[Collected data]
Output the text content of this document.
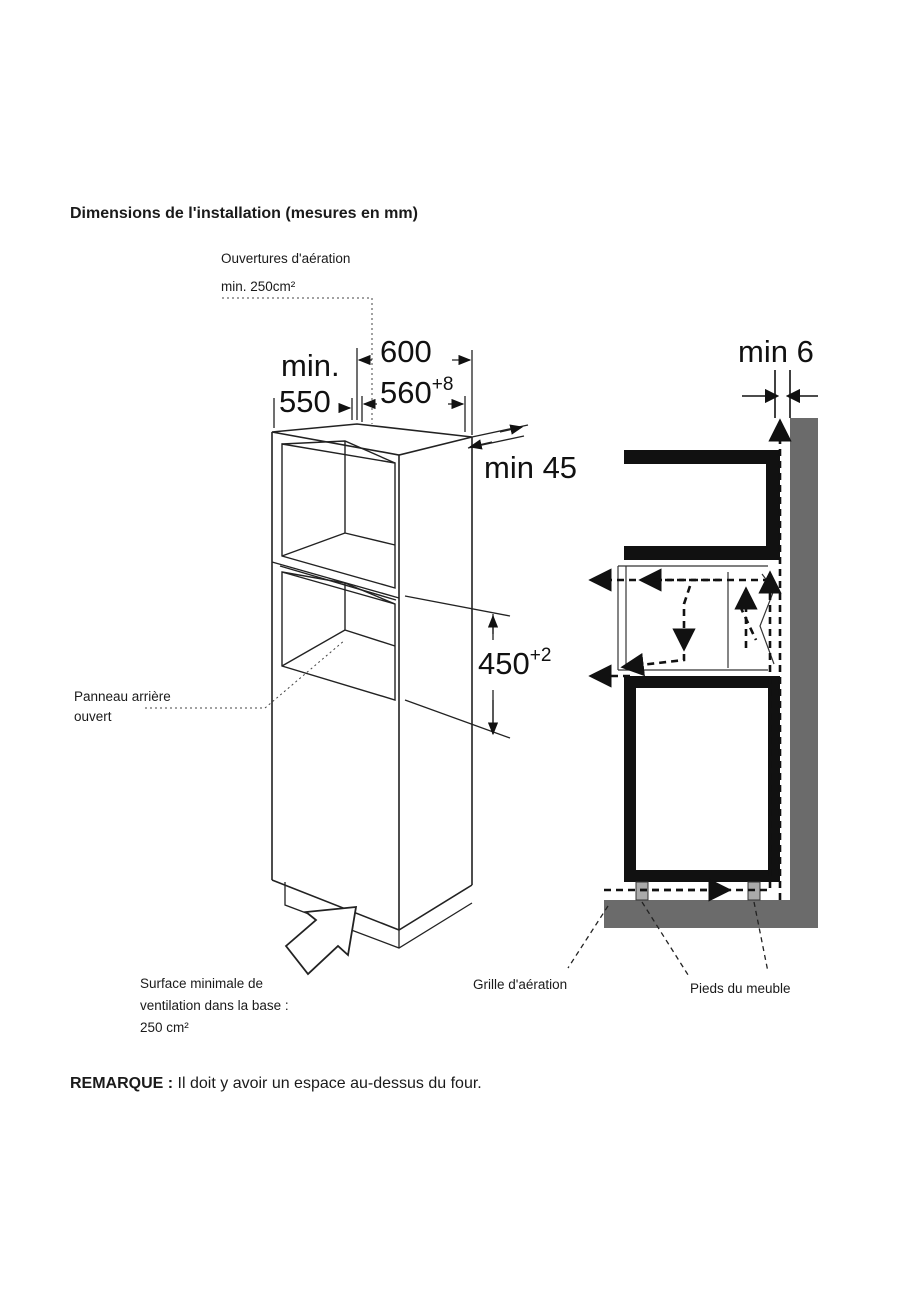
Dimensions de l'installation (mesures en mm)
Ouvertures d'aération
min. 250cm²
600
min.
550 $560^{+8}$
min 45
$450^{+2}$
min 6
Panneau arrière
ouvert
Surface minimale de
ventilation dans la base :
250 cm²
Grille d'aération	Pieds du meuble
REMARQUE : Il doit y avoir un espace au-dessus du four.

[Short task]
Gather up the lines containing the word "aération" from these records and copy them.

[Solution for this exercise]
Ouvertures d'aération
Grille d'aération	Pieds du meuble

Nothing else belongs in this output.